■ **What you should do**:
Say how many lines contain "Закона"; the answer is the number alone.

## begin Extracted information

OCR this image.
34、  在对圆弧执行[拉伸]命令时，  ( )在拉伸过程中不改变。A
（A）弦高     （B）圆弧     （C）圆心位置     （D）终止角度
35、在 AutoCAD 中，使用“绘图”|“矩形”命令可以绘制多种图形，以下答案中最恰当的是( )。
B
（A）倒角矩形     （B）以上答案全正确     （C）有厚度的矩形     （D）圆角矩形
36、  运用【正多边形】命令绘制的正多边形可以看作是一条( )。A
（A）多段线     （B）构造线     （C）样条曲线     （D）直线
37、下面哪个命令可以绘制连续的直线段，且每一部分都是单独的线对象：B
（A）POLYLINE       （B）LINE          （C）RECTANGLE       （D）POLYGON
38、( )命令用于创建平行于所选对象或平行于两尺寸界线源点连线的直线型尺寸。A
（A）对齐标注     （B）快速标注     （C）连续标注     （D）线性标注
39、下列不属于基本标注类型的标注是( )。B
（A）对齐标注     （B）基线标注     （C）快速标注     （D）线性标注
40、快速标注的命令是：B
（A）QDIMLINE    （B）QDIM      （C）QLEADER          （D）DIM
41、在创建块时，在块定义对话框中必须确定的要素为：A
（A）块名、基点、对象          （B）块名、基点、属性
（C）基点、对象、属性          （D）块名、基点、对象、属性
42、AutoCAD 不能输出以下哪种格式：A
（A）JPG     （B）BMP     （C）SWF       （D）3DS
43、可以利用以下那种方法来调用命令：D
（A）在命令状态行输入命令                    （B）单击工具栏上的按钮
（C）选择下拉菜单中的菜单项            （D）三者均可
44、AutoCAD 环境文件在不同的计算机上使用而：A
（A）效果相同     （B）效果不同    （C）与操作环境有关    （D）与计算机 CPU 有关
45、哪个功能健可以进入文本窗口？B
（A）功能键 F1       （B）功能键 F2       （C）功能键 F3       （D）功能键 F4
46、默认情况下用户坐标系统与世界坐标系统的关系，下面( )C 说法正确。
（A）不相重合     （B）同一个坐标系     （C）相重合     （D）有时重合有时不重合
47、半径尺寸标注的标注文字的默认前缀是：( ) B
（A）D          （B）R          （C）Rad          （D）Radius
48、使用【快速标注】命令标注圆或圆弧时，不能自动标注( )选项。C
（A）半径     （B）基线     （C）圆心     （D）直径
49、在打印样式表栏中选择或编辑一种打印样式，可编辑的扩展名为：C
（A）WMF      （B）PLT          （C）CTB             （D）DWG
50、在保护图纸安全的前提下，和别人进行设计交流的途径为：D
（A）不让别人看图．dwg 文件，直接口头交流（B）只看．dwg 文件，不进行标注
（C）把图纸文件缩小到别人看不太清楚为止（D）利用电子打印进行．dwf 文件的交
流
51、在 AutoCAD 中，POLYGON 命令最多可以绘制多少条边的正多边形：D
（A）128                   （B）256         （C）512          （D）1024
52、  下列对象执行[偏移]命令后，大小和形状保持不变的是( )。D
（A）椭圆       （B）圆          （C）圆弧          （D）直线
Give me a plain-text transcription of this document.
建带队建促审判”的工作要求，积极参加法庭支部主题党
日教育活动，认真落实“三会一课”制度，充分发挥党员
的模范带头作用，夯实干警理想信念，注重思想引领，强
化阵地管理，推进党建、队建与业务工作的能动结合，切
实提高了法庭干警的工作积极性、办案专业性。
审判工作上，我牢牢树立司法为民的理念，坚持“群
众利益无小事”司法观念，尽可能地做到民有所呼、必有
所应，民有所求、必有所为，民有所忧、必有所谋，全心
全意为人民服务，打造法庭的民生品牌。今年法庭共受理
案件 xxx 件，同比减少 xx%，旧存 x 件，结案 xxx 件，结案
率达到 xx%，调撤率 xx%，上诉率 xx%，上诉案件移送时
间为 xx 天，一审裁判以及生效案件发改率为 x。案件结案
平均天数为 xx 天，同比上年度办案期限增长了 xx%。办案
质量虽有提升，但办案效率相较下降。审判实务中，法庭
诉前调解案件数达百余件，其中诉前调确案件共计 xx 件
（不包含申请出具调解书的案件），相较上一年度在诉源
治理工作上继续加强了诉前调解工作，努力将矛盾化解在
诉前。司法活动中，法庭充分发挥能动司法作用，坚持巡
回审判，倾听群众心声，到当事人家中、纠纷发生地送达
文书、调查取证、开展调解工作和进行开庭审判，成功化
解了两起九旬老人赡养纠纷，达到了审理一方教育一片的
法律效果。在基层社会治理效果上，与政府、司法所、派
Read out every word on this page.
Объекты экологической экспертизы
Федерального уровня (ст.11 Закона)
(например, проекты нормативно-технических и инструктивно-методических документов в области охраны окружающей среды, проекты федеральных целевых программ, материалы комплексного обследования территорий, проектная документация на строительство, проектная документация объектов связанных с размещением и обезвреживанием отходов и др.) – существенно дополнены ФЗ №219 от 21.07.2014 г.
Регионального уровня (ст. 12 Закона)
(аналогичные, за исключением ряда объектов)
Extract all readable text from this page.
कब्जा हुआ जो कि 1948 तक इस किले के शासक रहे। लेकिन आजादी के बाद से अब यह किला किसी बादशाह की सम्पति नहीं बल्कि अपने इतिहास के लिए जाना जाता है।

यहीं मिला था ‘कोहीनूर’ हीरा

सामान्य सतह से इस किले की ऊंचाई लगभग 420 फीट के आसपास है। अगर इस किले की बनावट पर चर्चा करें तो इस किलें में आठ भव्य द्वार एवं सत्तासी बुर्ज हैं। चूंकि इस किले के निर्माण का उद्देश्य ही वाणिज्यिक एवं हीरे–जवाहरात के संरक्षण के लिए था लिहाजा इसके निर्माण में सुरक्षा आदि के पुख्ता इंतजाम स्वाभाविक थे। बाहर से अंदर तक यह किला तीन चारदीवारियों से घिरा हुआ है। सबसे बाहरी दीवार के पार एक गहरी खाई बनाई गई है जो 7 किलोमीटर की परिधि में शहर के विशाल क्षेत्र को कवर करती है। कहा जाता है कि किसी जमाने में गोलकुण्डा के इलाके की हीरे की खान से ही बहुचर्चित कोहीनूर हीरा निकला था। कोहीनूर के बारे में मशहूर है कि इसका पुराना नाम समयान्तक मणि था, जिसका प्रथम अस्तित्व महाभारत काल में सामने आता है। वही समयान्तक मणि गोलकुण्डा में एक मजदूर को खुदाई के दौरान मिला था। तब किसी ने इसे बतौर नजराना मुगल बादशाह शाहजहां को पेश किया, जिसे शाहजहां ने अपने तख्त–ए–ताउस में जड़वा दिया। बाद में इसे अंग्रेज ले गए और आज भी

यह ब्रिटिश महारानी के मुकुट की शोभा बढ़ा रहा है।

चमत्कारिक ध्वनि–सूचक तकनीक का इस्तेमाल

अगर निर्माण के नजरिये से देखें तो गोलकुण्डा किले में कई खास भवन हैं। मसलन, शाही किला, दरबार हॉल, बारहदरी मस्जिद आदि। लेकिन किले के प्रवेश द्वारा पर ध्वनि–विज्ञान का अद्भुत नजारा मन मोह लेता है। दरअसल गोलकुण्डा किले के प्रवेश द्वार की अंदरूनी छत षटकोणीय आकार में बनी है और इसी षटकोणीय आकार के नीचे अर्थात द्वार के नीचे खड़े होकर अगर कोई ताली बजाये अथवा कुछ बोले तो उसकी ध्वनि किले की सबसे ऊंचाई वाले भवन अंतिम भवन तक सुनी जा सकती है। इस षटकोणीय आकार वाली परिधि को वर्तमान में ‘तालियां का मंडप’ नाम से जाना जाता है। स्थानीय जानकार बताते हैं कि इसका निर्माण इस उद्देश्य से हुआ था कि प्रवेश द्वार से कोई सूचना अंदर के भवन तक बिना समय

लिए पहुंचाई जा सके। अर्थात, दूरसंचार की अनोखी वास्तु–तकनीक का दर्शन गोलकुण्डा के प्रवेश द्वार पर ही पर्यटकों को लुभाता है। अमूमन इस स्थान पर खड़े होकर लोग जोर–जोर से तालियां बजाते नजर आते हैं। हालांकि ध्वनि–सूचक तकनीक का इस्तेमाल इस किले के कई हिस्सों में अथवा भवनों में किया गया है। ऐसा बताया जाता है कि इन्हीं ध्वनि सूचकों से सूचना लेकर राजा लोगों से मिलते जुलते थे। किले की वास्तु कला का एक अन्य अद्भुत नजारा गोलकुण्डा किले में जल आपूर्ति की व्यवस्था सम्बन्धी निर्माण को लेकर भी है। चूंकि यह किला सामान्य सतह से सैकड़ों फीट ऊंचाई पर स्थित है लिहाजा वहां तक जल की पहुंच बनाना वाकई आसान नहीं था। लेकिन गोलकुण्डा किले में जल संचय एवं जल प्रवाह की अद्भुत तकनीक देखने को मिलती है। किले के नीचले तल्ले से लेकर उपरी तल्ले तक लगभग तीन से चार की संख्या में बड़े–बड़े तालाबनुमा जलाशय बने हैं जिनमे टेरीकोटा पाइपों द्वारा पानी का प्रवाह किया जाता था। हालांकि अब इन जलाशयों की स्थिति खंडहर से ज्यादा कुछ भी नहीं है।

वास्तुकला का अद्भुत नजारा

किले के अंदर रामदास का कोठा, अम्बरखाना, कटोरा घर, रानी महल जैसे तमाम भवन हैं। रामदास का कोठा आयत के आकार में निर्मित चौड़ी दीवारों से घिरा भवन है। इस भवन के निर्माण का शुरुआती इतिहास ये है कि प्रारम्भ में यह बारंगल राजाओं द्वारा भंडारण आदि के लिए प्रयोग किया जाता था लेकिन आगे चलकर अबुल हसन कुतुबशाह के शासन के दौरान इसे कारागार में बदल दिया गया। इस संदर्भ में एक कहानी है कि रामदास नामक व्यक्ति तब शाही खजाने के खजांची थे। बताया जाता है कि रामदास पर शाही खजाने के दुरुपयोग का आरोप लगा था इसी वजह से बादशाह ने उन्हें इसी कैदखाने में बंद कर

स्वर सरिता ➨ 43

## end Extracted information

■ **Output**:
2